- **GIVEN REQUEST A**
In the social entrepreneurship article, write out the passage from "As you likely" to "and create value.".
- **GIVEN REQUEST B**
According to the social entrepreneurship article, what is the app being developed by ICL Africa meant to do?

— start PROVIDED PASSAGE —

Why investing in social entrepreneurship is good for business: Jean-Philippe Courtois
By Jean-Philippe Courtois, EVP and President, Global Sales, Marketing & Operations, Microsoft Corporation. This article was originally posted on LinkedIn.
As you likely know by now, technology is opening new opportunities to help us solve some of society’s biggest challenges – and now I’m beginning to see many of my customers using artificial intelligence (AI) and the cloud for societal impact. And here at Microsoft, we’re helping partners and NGOs like Operation Smile, which provides free and safe surgeries to children and young adults with clip lip, cleft palate and other facial deformities, setting them on the path to a happier life. Or take ICL Africa, a Kenyan non-profit developing its own app to enroll household members in a healthcare unit, using the power of the cloud. With emerging technologies, business and social impact is transforming. No longer is social impact just a moral imperative for businesses – we are now beginning to learn how it can accelerate economic progress and create value.
The rising role of social entrepreneurship in business is especially exciting and close to home to me. Social entrepreneurs are changing the way business integrates with society. More than ever, I see my customers and my own company becoming far more engaged with tackling social issues. While advancements in AI across other fields make headlines, a new, collaborative vision of social entrepreneurship is equally important if we’re going to meet the challenges of the 21st century. We need a change in culture plus new technology.

— end PROVIDED PASSAGE —
— start GIVEN DATA —

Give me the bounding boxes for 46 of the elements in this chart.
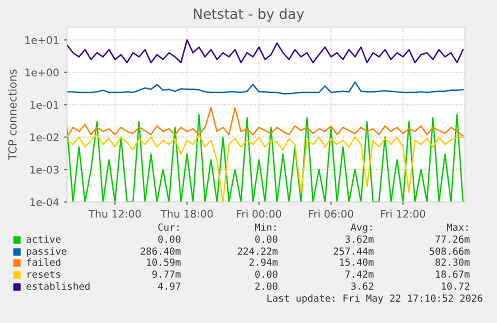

— end GIVEN DATA —

- **WORKED SOLUTION A**
As you likely know by now, technology is opening new opportunities to help us solve some of society’s biggest challenges – and now I’m beginning to see many of my customers using artificial intelligence (AI) and the cloud for societal impact. And here at Microsoft, we’re helping partners and NGOs like Operation Smile, which provides free and safe surgeries to children and young adults with clip lip, cleft palate and other facial deformities, setting them on the path to a happier life. Or take ICL Africa, a Kenyan non-profit developing its own app to enroll household members in a healthcare unit, using the power of the cloud. With emerging technologies, business and social impact is transforming. No longer is social impact just a moral imperative for businesses – we are now beginning to learn how it can accelerate economic progress and create value.

- **WORKED SOLUTION B**
It is meant to enroll household members in a healthcare unit, using the power of the cloud.